YOUR TASK. Reproduce every line of the material below word for word, with no changes.

Boxed element entries
----------------------------------------
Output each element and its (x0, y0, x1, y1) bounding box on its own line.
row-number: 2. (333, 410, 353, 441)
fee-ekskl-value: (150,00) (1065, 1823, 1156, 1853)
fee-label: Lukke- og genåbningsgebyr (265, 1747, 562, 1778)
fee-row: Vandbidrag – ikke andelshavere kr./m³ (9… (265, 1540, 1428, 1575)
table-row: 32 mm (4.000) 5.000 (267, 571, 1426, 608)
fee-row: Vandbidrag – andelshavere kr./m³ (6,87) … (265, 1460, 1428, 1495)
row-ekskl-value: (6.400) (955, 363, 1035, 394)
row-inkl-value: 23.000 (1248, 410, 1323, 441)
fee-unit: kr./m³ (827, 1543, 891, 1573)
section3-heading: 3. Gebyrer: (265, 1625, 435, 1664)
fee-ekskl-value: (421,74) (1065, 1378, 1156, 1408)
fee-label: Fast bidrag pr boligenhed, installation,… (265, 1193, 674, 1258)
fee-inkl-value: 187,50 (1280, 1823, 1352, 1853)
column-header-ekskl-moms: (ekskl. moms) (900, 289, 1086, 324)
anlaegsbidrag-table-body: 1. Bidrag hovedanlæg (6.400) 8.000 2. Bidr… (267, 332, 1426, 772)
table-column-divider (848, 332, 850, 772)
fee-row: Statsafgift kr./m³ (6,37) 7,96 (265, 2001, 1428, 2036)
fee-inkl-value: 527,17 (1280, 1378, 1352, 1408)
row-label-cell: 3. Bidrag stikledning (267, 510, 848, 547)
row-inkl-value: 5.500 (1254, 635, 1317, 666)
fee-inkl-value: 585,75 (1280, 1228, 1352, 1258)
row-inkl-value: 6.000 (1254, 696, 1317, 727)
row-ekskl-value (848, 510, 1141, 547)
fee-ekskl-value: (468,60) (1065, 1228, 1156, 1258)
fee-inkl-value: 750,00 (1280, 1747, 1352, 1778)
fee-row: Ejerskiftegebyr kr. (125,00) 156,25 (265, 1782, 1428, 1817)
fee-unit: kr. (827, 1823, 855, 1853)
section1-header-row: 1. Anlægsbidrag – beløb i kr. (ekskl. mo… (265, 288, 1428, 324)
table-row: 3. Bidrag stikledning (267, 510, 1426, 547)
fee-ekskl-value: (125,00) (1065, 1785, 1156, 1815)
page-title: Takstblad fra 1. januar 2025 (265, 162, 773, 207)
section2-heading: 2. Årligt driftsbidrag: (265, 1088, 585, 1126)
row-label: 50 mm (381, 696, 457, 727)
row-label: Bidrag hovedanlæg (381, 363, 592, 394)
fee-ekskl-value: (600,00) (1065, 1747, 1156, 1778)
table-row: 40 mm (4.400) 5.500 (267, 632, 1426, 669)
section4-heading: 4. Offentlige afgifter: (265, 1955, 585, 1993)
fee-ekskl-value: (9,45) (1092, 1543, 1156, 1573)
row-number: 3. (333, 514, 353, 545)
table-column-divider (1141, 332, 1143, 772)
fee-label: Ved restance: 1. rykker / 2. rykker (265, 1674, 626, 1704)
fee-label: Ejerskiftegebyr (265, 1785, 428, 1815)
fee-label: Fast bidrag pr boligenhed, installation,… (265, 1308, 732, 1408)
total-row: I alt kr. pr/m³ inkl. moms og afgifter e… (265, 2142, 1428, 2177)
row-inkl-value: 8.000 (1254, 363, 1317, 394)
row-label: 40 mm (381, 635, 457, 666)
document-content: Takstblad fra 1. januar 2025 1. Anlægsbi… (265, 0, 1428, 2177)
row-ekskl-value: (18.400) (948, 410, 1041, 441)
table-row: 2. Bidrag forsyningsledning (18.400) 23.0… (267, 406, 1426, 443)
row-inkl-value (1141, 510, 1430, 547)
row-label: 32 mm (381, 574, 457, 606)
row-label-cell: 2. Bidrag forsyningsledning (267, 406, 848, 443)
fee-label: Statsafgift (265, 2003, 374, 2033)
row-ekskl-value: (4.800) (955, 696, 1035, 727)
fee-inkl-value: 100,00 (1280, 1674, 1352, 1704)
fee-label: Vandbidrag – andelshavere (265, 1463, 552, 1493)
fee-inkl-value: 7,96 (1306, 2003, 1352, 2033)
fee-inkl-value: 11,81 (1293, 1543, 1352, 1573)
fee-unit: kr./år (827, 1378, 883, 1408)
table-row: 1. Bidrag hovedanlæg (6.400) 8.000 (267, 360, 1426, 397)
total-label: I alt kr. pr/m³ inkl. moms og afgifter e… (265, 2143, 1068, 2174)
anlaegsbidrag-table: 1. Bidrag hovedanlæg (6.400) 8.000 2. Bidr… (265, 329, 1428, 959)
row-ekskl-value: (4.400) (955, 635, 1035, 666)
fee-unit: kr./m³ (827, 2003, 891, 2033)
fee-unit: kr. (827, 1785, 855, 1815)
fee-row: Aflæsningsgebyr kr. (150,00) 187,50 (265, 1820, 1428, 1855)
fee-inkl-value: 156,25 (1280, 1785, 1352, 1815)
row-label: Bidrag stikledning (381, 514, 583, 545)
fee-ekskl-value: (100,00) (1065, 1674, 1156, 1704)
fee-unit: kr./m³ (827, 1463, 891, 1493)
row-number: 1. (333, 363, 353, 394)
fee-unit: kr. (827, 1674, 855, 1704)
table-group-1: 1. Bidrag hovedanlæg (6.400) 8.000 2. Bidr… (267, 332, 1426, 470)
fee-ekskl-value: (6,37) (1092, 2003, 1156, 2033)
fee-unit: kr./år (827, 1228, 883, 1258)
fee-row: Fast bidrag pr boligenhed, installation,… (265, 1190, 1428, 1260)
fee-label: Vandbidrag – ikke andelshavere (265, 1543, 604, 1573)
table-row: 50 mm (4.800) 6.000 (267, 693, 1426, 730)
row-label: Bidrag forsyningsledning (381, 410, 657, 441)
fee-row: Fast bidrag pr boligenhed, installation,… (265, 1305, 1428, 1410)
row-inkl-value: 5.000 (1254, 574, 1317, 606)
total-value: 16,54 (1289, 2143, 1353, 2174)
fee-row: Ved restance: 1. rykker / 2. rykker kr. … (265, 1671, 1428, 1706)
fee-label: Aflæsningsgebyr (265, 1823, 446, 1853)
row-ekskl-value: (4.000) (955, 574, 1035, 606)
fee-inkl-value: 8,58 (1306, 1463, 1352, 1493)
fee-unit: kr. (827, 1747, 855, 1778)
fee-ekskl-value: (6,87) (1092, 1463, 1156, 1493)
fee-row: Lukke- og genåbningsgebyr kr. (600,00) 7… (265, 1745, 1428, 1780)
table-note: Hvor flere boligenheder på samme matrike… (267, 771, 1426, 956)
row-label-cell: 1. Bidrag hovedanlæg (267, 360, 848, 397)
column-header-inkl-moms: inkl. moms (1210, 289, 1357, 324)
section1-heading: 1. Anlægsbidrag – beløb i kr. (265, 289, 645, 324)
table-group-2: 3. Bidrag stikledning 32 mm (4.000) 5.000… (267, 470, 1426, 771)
----------------------------------------
FULL OUTPUT.
Output each element and its (x0, y0, x1, y1) bounding box on its own line.
row-number: 2. (333, 410, 353, 441)
fee-ekskl-value: (150,00) (1065, 1823, 1156, 1853)
fee-label: Lukke- og genåbningsgebyr (265, 1747, 562, 1778)
fee-row: Vandbidrag – ikke andelshavere kr./m³ (9… (265, 1540, 1428, 1575)
table-row: 32 mm (4.000) 5.000 (267, 571, 1426, 608)
fee-row: Vandbidrag – andelshavere kr./m³ (6,87) … (265, 1460, 1428, 1495)
row-ekskl-value: (6.400) (955, 363, 1035, 394)
row-inkl-value: 23.000 (1248, 410, 1323, 441)
fee-unit: kr./m³ (827, 1543, 891, 1573)
section3-heading: 3. Gebyrer: (265, 1625, 435, 1664)
fee-ekskl-value: (421,74) (1065, 1378, 1156, 1408)
fee-label: Fast bidrag pr boligenhed, installation,… (265, 1193, 674, 1258)
fee-inkl-value: 187,50 (1280, 1823, 1352, 1853)
column-header-ekskl-moms: (ekskl. moms) (900, 289, 1086, 324)
anlaegsbidrag-table-body: 1. Bidrag hovedanlæg (6.400) 8.000 2. Bidr… (267, 332, 1426, 772)
table-column-divider (848, 332, 850, 772)
fee-row: Statsafgift kr./m³ (6,37) 7,96 (265, 2001, 1428, 2036)
fee-inkl-value: 527,17 (1280, 1378, 1352, 1408)
row-label-cell: 3. Bidrag stikledning (267, 510, 848, 547)
row-inkl-value: 5.500 (1254, 635, 1317, 666)
fee-inkl-value: 585,75 (1280, 1228, 1352, 1258)
row-inkl-value: 6.000 (1254, 696, 1317, 727)
row-ekskl-value (848, 510, 1141, 547)
fee-ekskl-value: (468,60) (1065, 1228, 1156, 1258)
fee-inkl-value: 750,00 (1280, 1747, 1352, 1778)
fee-row: Ejerskiftegebyr kr. (125,00) 156,25 (265, 1782, 1428, 1817)
fee-unit: kr. (827, 1823, 855, 1853)
section1-header-row: 1. Anlægsbidrag – beløb i kr. (ekskl. mo… (265, 288, 1428, 324)
table-row: 3. Bidrag stikledning (267, 510, 1426, 547)
fee-ekskl-value: (125,00) (1065, 1785, 1156, 1815)
page-title: Takstblad fra 1. januar 2025 (265, 162, 773, 207)
section2-heading: 2. Årligt driftsbidrag: (265, 1088, 585, 1126)
row-label: 50 mm (381, 696, 457, 727)
row-label: Bidrag hovedanlæg (381, 363, 592, 394)
fee-ekskl-value: (600,00) (1065, 1747, 1156, 1778)
table-row: 40 mm (4.400) 5.500 (267, 632, 1426, 669)
section4-heading: 4. Offentlige afgifter: (265, 1955, 585, 1993)
fee-ekskl-value: (9,45) (1092, 1543, 1156, 1573)
row-number: 3. (333, 514, 353, 545)
table-column-divider (1141, 332, 1143, 772)
fee-label: Ved restance: 1. rykker / 2. rykker (265, 1674, 626, 1704)
fee-label: Ejerskiftegebyr (265, 1785, 428, 1815)
fee-label: Fast bidrag pr boligenhed, installation,… (265, 1308, 732, 1408)
total-row: I alt kr. pr/m³ inkl. moms og afgifter e… (265, 2142, 1428, 2177)
row-inkl-value: 8.000 (1254, 363, 1317, 394)
row-label: 40 mm (381, 635, 457, 666)
document-content: Takstblad fra 1. januar 2025 1. Anlægsbi… (265, 0, 1428, 2177)
row-ekskl-value: (18.400) (948, 410, 1041, 441)
table-row: 2. Bidrag forsyningsledning (18.400) 23.0… (267, 406, 1426, 443)
row-inkl-value (1141, 510, 1430, 547)
row-label: 32 mm (381, 574, 457, 606)
row-label-cell: 2. Bidrag forsyningsledning (267, 406, 848, 443)
fee-label: Statsafgift (265, 2003, 374, 2033)
row-ekskl-value: (4.800) (955, 696, 1035, 727)
fee-inkl-value: 100,00 (1280, 1674, 1352, 1704)
fee-label: Vandbidrag – andelshavere (265, 1463, 552, 1493)
fee-inkl-value: 7,96 (1306, 2003, 1352, 2033)
fee-inkl-value: 11,81 (1293, 1543, 1352, 1573)
fee-unit: kr./år (827, 1378, 883, 1408)
table-row: 1. Bidrag hovedanlæg (6.400) 8.000 (267, 360, 1426, 397)
total-label: I alt kr. pr/m³ inkl. moms og afgifter e… (265, 2143, 1068, 2174)
anlaegsbidrag-table: 1. Bidrag hovedanlæg (6.400) 8.000 2. Bidr… (265, 329, 1428, 959)
row-ekskl-value: (4.400) (955, 635, 1035, 666)
fee-unit: kr./m³ (827, 2003, 891, 2033)
fee-unit: kr. (827, 1785, 855, 1815)
fee-row: Aflæsningsgebyr kr. (150,00) 187,50 (265, 1820, 1428, 1855)
fee-inkl-value: 156,25 (1280, 1785, 1352, 1815)
row-label: Bidrag stikledning (381, 514, 583, 545)
fee-ekskl-value: (100,00) (1065, 1674, 1156, 1704)
fee-unit: kr./m³ (827, 1463, 891, 1493)
row-number: 1. (333, 363, 353, 394)
fee-unit: kr. (827, 1674, 855, 1704)
table-group-1: 1. Bidrag hovedanlæg (6.400) 8.000 2. Bidr… (267, 332, 1426, 470)
fee-ekskl-value: (6,37) (1092, 2003, 1156, 2033)
fee-unit: kr./år (827, 1228, 883, 1258)
fee-row: Fast bidrag pr boligenhed, installation,… (265, 1190, 1428, 1260)
fee-label: Vandbidrag – ikke andelshavere (265, 1543, 604, 1573)
table-row: 50 mm (4.800) 6.000 (267, 693, 1426, 730)
row-label: Bidrag forsyningsledning (381, 410, 657, 441)
fee-row: Fast bidrag pr boligenhed, installation,… (265, 1305, 1428, 1410)
row-inkl-value: 5.000 (1254, 574, 1317, 606)
total-value: 16,54 (1289, 2143, 1353, 2174)
fee-row: Ved restance: 1. rykker / 2. rykker kr. … (265, 1671, 1428, 1706)
fee-label: Aflæsningsgebyr (265, 1823, 446, 1853)
row-ekskl-value: (4.000) (955, 574, 1035, 606)
fee-inkl-value: 8,58 (1306, 1463, 1352, 1493)
fee-unit: kr. (827, 1747, 855, 1778)
fee-ekskl-value: (6,87) (1092, 1463, 1156, 1493)
fee-row: Lukke- og genåbningsgebyr kr. (600,00) 7… (265, 1745, 1428, 1780)
table-note: Hvor flere boligenheder på samme matrike… (267, 771, 1426, 956)
row-label-cell: 1. Bidrag hovedanlæg (267, 360, 848, 397)
column-header-inkl-moms: inkl. moms (1210, 289, 1357, 324)
section1-heading: 1. Anlægsbidrag – beløb i kr. (265, 289, 645, 324)
table-group-2: 3. Bidrag stikledning 32 mm (4.000) 5.000… (267, 470, 1426, 771)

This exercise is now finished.